GIVEN RECORDS —
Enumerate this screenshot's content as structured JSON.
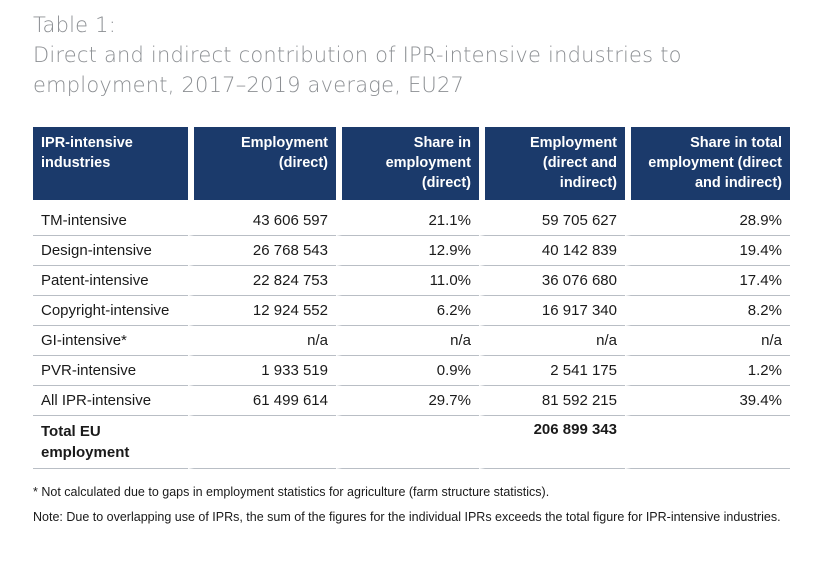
{
  "title": {
    "line1": "Table 1:",
    "line2": "Direct and indirect contribution of IPR-intensive industries to",
    "line3": "employment, 2017–2019 average, EU27"
  },
  "table": {
    "headers": [
      [
        "IPR-intensive",
        "industries",
        ""
      ],
      [
        "Employment",
        "(direct)",
        ""
      ],
      [
        "Share in",
        "employment",
        "(direct)"
      ],
      [
        "Employment",
        "(direct and",
        "indirect)"
      ],
      [
        "Share in total",
        "employment (direct",
        "and indirect)"
      ]
    ],
    "rows": [
      [
        "TM-intensive",
        "43 606 597",
        "21.1%",
        "59 705 627",
        "28.9%"
      ],
      [
        "Design-intensive",
        "26 768 543",
        "12.9%",
        "40 142 839",
        "19.4%"
      ],
      [
        "Patent-intensive",
        "22 824 753",
        "11.0%",
        "36 076 680",
        "17.4%"
      ],
      [
        "Copyright-intensive",
        "12 924 552",
        "6.2%",
        "16 917 340",
        "8.2%"
      ],
      [
        "GI-intensive*",
        "n/a",
        "n/a",
        "n/a",
        "n/a"
      ],
      [
        "PVR-intensive",
        "1 933 519",
        "0.9%",
        "2 541 175",
        "1.2%"
      ],
      [
        "All IPR-intensive",
        "61 499 614",
        "29.7%",
        "81 592 215",
        "39.4%"
      ]
    ],
    "total": {
      "label_line1": "Total EU",
      "label_line2": "employment",
      "direct": "",
      "share_direct": "",
      "total_value": "206 899 343",
      "share_total": ""
    }
  },
  "footnotes": {
    "asterisk": "* Not calculated due to gaps in employment statistics for agriculture (farm structure statistics).",
    "note": "Note: Due to overlapping use of IPRs, the sum of the figures for the individual IPRs exceeds the total figure for IPR-intensive industries."
  }
}
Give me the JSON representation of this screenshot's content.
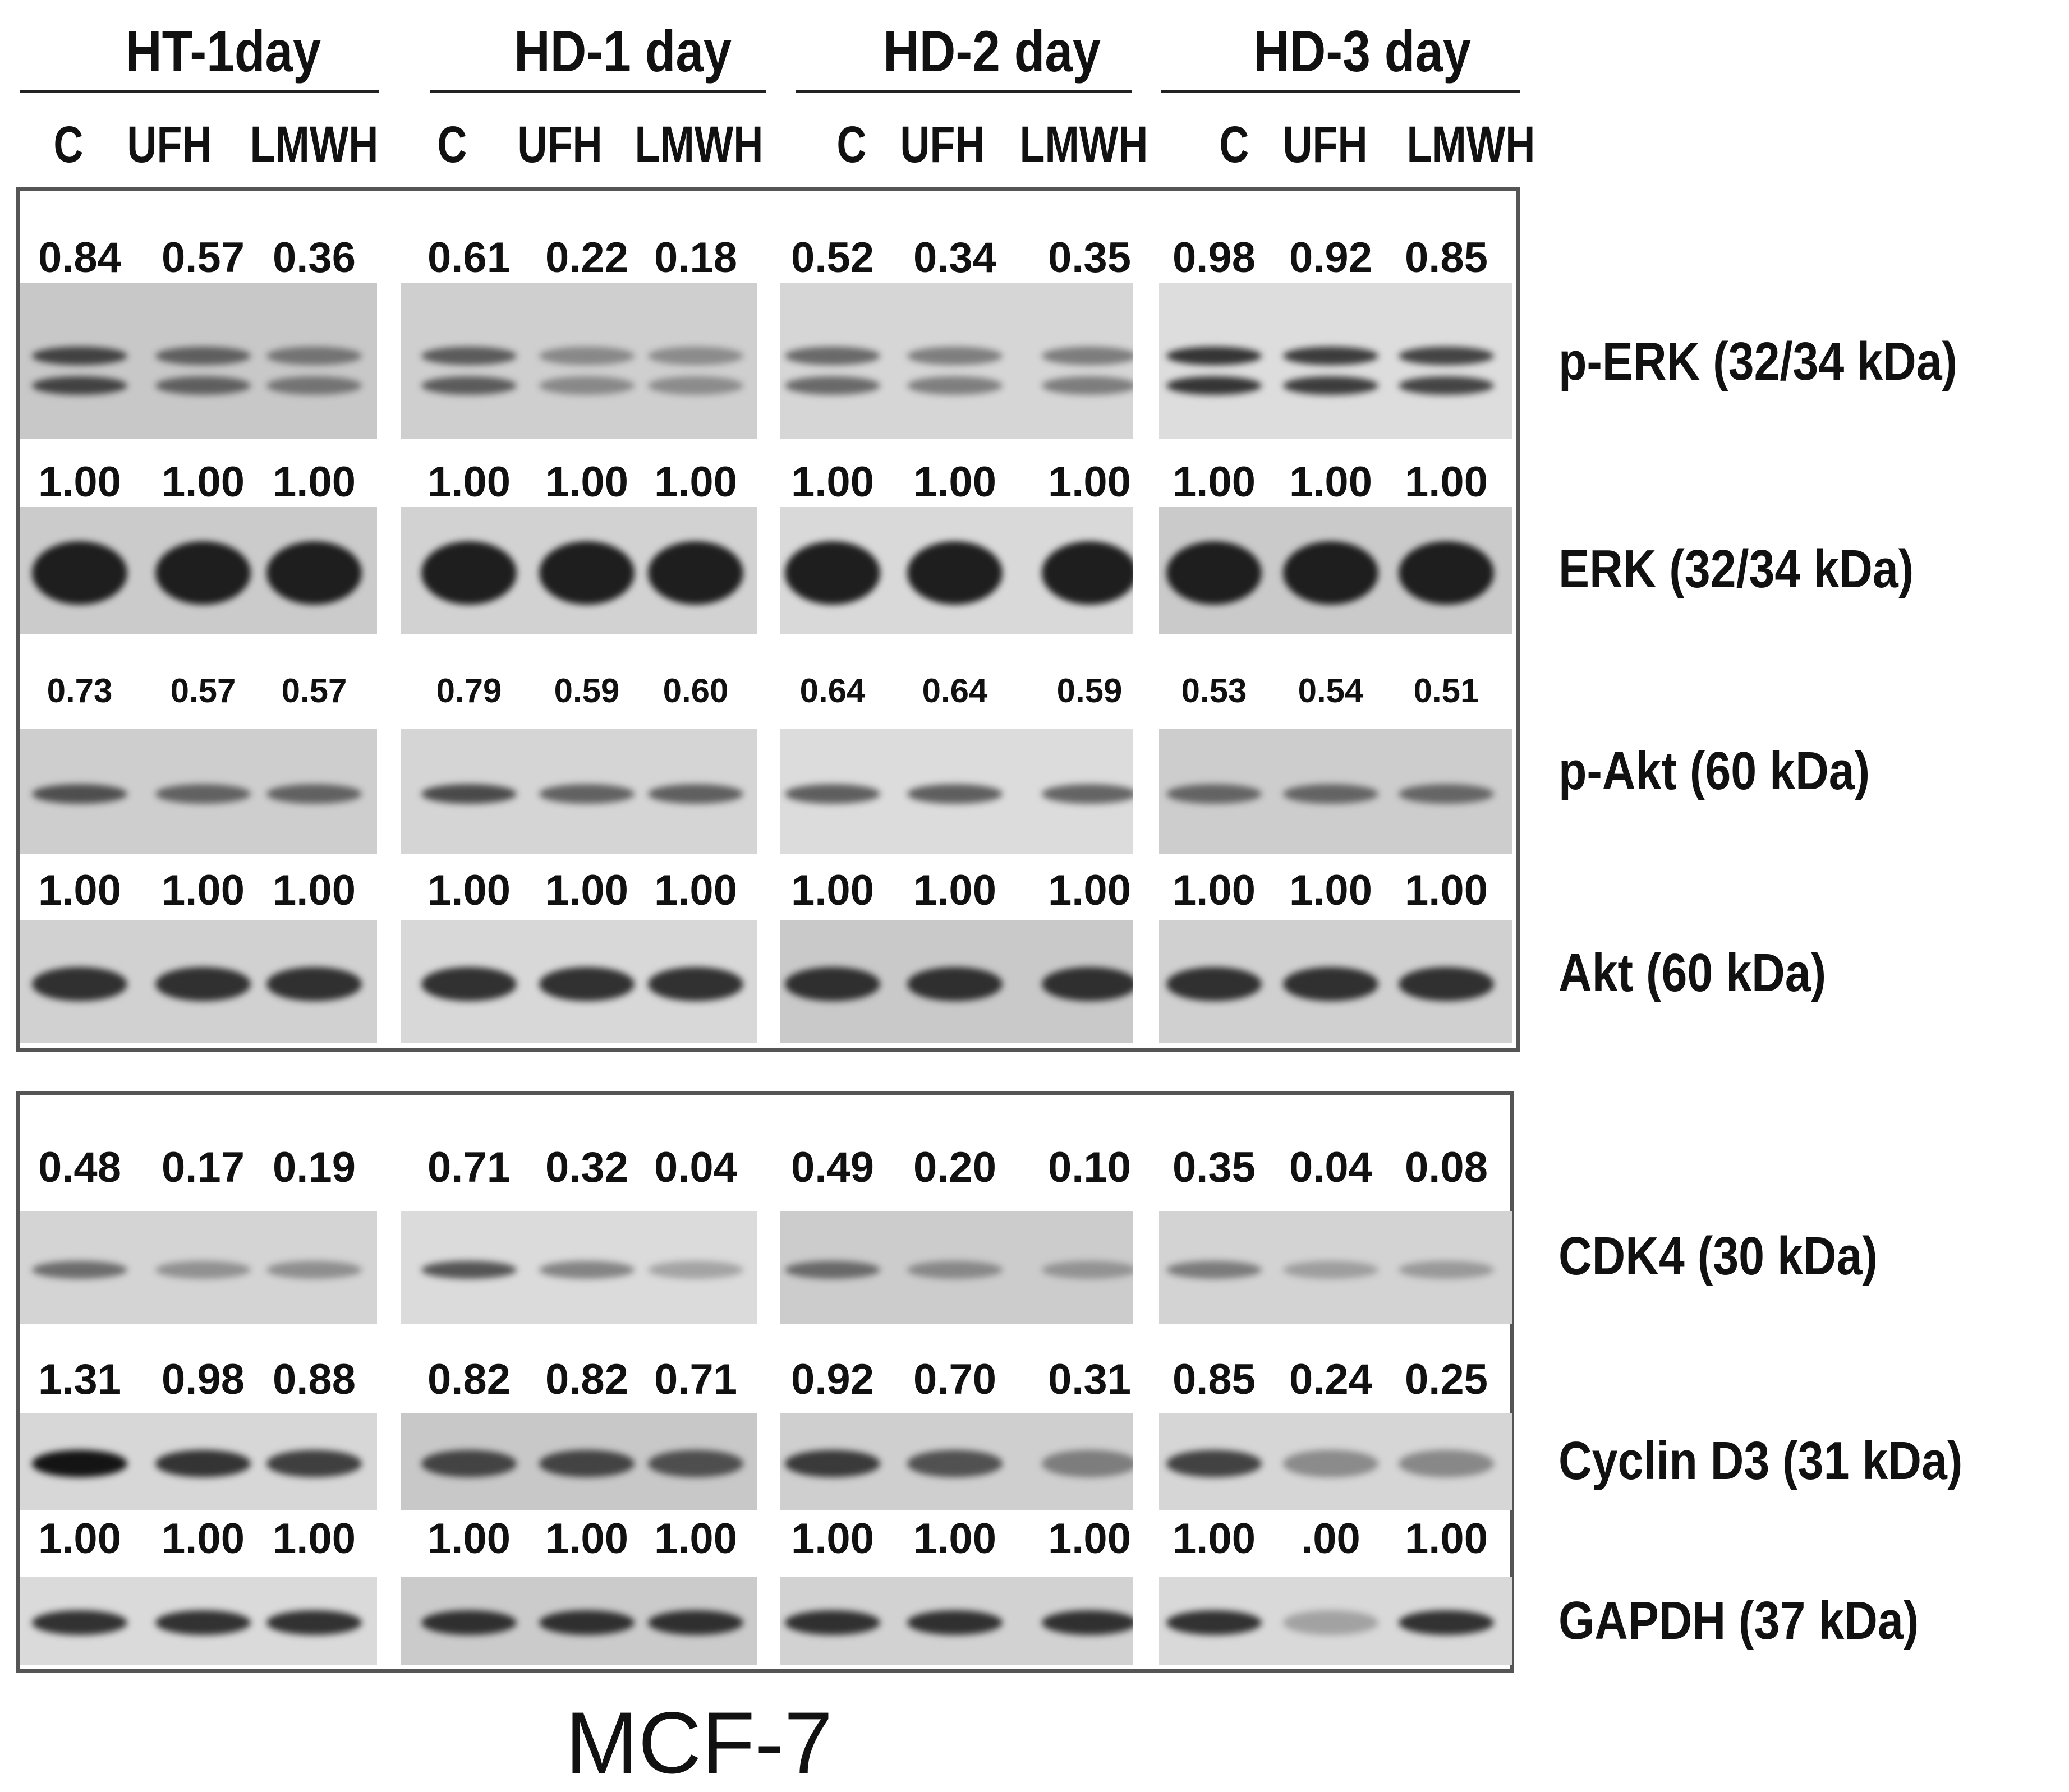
{
  "groups": [
    "HT-1day",
    "HD-1 day",
    "HD-2 day",
    "HD-3 day"
  ],
  "lanes": [
    "C",
    "UFH",
    "LMWH"
  ],
  "targets": [
    {
      "label": "p-ERK (32/34 kDa)",
      "values": [
        "0.84",
        "0.57",
        "0.36",
        "0.61",
        "0.22",
        "0.18",
        "0.52",
        "0.34",
        "0.35",
        "0.98",
        "0.92",
        "0.85"
      ],
      "band": "doublet",
      "panel": 1
    },
    {
      "label": "ERK (32/34 kDa)",
      "values": [
        "1.00",
        "1.00",
        "1.00",
        "1.00",
        "1.00",
        "1.00",
        "1.00",
        "1.00",
        "1.00",
        "1.00",
        "1.00",
        "1.00"
      ],
      "band": "thick",
      "panel": 1
    },
    {
      "label": "p-Akt  (60 kDa)",
      "values": [
        "0.73",
        "0.57",
        "0.57",
        "0.79",
        "0.59",
        "0.60",
        "0.64",
        "0.64",
        "0.59",
        "0.53",
        "0.54",
        "0.51"
      ],
      "band": "thin",
      "panel": 1
    },
    {
      "label": "Akt (60 kDa)",
      "values": [
        "1.00",
        "1.00",
        "1.00",
        "1.00",
        "1.00",
        "1.00",
        "1.00",
        "1.00",
        "1.00",
        "1.00",
        "1.00",
        "1.00"
      ],
      "band": "medium",
      "panel": 1
    },
    {
      "label": "CDK4 (30 kDa)",
      "values": [
        "0.48",
        "0.17",
        "0.19",
        "0.71",
        "0.32",
        "0.04",
        "0.49",
        "0.20",
        "0.10",
        "0.35",
        "0.04",
        "0.08"
      ],
      "band": "thin",
      "panel": 2
    },
    {
      "label": "Cyclin D3 (31 kDa)",
      "values": [
        "1.31",
        "0.98",
        "0.88",
        "0.82",
        "0.82",
        "0.71",
        "0.92",
        "0.70",
        "0.31",
        "0.85",
        "0.24",
        "0.25"
      ],
      "band": "medium",
      "panel": 2
    },
    {
      "label": "GAPDH (37 kDa)",
      "values": [
        "1.00",
        "1.00",
        "1.00",
        "1.00",
        "1.00",
        "1.00",
        "1.00",
        "1.00",
        "1.00",
        "1.00",
        ".00",
        "1.00"
      ],
      "band": "medium",
      "panel": 2
    }
  ],
  "cell_line": "MCF-7",
  "colors": {
    "frame": "#555555",
    "band": "#1a1a1a",
    "blot_bg": "#d8d8d8"
  }
}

TASK —
Reproduce the material above verbatim; omit every picture.

RESPONSE TO THIS EXERCISE —
Enumerate this screenshot's content as structured JSON.
{
  "title": {
    "line1": "Table 1:",
    "line2": "Direct and indirect contribution of IPR-intensive industries to",
    "line3": "employment, 2017–2019 average, EU27"
  },
  "table": {
    "headers": [
      [
        "IPR-intensive",
        "industries",
        ""
      ],
      [
        "Employment",
        "(direct)",
        ""
      ],
      [
        "Share in",
        "employment",
        "(direct)"
      ],
      [
        "Employment",
        "(direct and",
        "indirect)"
      ],
      [
        "Share in total",
        "employment (direct",
        "and indirect)"
      ]
    ],
    "rows": [
      [
        "TM-intensive",
        "43 606 597",
        "21.1%",
        "59 705 627",
        "28.9%"
      ],
      [
        "Design-intensive",
        "26 768 543",
        "12.9%",
        "40 142 839",
        "19.4%"
      ],
      [
        "Patent-intensive",
        "22 824 753",
        "11.0%",
        "36 076 680",
        "17.4%"
      ],
      [
        "Copyright-intensive",
        "12 924 552",
        "6.2%",
        "16 917 340",
        "8.2%"
      ],
      [
        "GI-intensive*",
        "n/a",
        "n/a",
        "n/a",
        "n/a"
      ],
      [
        "PVR-intensive",
        "1 933 519",
        "0.9%",
        "2 541 175",
        "1.2%"
      ],
      [
        "All IPR-intensive",
        "61 499 614",
        "29.7%",
        "81 592 215",
        "39.4%"
      ]
    ],
    "total": {
      "label_line1": "Total EU",
      "label_line2": "employment",
      "direct": "",
      "share_direct": "",
      "total_value": "206 899 343",
      "share_total": ""
    }
  },
  "footnotes": {
    "asterisk": "* Not calculated due to gaps in employment statistics for agriculture (farm structure statistics).",
    "note": "Note: Due to overlapping use of IPRs, the sum of the figures for the individual IPRs exceeds the total figure for IPR-intensive industries."
  }
}
Give me the JSON representation of this screenshot's content.
{
  "groups": [
    "HT-1day",
    "HD-1 day",
    "HD-2 day",
    "HD-3 day"
  ],
  "lanes": [
    "C",
    "UFH",
    "LMWH"
  ],
  "targets": [
    {
      "label": "p-ERK (32/34 kDa)",
      "values": [
        "0.84",
        "0.57",
        "0.36",
        "0.61",
        "0.22",
        "0.18",
        "0.52",
        "0.34",
        "0.35",
        "0.98",
        "0.92",
        "0.85"
      ],
      "band": "doublet",
      "panel": 1
    },
    {
      "label": "ERK (32/34 kDa)",
      "values": [
        "1.00",
        "1.00",
        "1.00",
        "1.00",
        "1.00",
        "1.00",
        "1.00",
        "1.00",
        "1.00",
        "1.00",
        "1.00",
        "1.00"
      ],
      "band": "thick",
      "panel": 1
    },
    {
      "label": "p-Akt  (60 kDa)",
      "values": [
        "0.73",
        "0.57",
        "0.57",
        "0.79",
        "0.59",
        "0.60",
        "0.64",
        "0.64",
        "0.59",
        "0.53",
        "0.54",
        "0.51"
      ],
      "band": "thin",
      "panel": 1
    },
    {
      "label": "Akt (60 kDa)",
      "values": [
        "1.00",
        "1.00",
        "1.00",
        "1.00",
        "1.00",
        "1.00",
        "1.00",
        "1.00",
        "1.00",
        "1.00",
        "1.00",
        "1.00"
      ],
      "band": "medium",
      "panel": 1
    },
    {
      "label": "CDK4 (30 kDa)",
      "values": [
        "0.48",
        "0.17",
        "0.19",
        "0.71",
        "0.32",
        "0.04",
        "0.49",
        "0.20",
        "0.10",
        "0.35",
        "0.04",
        "0.08"
      ],
      "band": "thin",
      "panel": 2
    },
    {
      "label": "Cyclin D3 (31 kDa)",
      "values": [
        "1.31",
        "0.98",
        "0.88",
        "0.82",
        "0.82",
        "0.71",
        "0.92",
        "0.70",
        "0.31",
        "0.85",
        "0.24",
        "0.25"
      ],
      "band": "medium",
      "panel": 2
    },
    {
      "label": "GAPDH (37 kDa)",
      "values": [
        "1.00",
        "1.00",
        "1.00",
        "1.00",
        "1.00",
        "1.00",
        "1.00",
        "1.00",
        "1.00",
        "1.00",
        ".00",
        "1.00"
      ],
      "band": "medium",
      "panel": 2
    }
  ],
  "cell_line": "MCF-7",
  "colors": {
    "frame": "#555555",
    "band": "#1a1a1a",
    "blot_bg": "#d8d8d8"
  }
}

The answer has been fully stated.